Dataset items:
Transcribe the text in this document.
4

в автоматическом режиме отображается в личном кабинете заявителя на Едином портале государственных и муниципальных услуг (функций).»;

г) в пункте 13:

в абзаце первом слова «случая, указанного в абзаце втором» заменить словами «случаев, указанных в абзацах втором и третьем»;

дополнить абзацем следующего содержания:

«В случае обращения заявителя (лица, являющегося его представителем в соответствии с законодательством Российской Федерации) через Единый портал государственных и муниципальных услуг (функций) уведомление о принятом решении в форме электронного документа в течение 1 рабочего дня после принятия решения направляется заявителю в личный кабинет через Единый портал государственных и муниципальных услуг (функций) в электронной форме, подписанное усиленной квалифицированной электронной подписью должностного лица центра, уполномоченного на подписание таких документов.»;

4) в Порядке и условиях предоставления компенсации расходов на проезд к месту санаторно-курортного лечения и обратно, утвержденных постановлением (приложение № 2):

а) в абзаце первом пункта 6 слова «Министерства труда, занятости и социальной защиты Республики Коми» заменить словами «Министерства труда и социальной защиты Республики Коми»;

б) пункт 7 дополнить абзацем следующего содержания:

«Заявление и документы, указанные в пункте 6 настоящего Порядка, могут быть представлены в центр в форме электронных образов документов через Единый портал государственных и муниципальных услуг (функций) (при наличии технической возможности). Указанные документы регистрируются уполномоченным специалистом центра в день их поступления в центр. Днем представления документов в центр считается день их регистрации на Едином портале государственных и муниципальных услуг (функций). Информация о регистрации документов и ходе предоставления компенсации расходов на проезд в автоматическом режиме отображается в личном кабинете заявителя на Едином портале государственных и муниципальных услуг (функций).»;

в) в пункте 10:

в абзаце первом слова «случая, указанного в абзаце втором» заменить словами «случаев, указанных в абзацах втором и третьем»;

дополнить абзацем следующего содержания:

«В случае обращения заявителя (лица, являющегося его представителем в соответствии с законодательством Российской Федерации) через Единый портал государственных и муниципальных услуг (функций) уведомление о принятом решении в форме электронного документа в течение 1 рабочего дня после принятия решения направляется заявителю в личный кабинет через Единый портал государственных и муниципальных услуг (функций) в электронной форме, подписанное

EXERCISE DESCRIPTION:
Copy out the whole listing exactly as written.

WRITTEN REPLY:
Transcribe the text in this document.
4

в автоматическом режиме отображается в личном кабинете заявителя на Едином портале государственных и муниципальных услуг (функций).»;

г) в пункте 13:

в абзаце первом слова «случая, указанного в абзаце втором» заменить словами «случаев, указанных в абзацах втором и третьем»;

дополнить абзацем следующего содержания:

«В случае обращения заявителя (лица, являющегося его представителем в соответствии с законодательством Российской Федерации) через Единый портал государственных и муниципальных услуг (функций) уведомление о принятом решении в форме электронного документа в течение 1 рабочего дня после принятия решения направляется заявителю в личный кабинет через Единый портал государственных и муниципальных услуг (функций) в электронной форме, подписанное усиленной квалифицированной электронной подписью должностного лица центра, уполномоченного на подписание таких документов.»;

4) в Порядке и условиях предоставления компенсации расходов на проезд к месту санаторно-курортного лечения и обратно, утвержденных постановлением (приложение № 2):

а) в абзаце первом пункта 6 слова «Министерства труда, занятости и социальной защиты Республики Коми» заменить словами «Министерства труда и социальной защиты Республики Коми»;

б) пункт 7 дополнить абзацем следующего содержания:

«Заявление и документы, указанные в пункте 6 настоящего Порядка, могут быть представлены в центр в форме электронных образов документов через Единый портал государственных и муниципальных услуг (функций) (при наличии технической возможности). Указанные документы регистрируются уполномоченным специалистом центра в день их поступления в центр. Днем представления документов в центр считается день их регистрации на Едином портале государственных и муниципальных услуг (функций). Информация о регистрации документов и ходе предоставления компенсации расходов на проезд в автоматическом режиме отображается в личном кабинете заявителя на Едином портале государственных и муниципальных услуг (функций).»;

в) в пункте 10:

в абзаце первом слова «случая, указанного в абзаце втором» заменить словами «случаев, указанных в абзацах втором и третьем»;

дополнить абзацем следующего содержания:

«В случае обращения заявителя (лица, являющегося его представителем в соответствии с законодательством Российской Федерации) через Единый портал государственных и муниципальных услуг (функций) уведомление о принятом решении в форме электронного документа в течение 1 рабочего дня после принятия решения направляется заявителю в личный кабинет через Единый портал государственных и муниципальных услуг (функций) в электронной форме, подписанное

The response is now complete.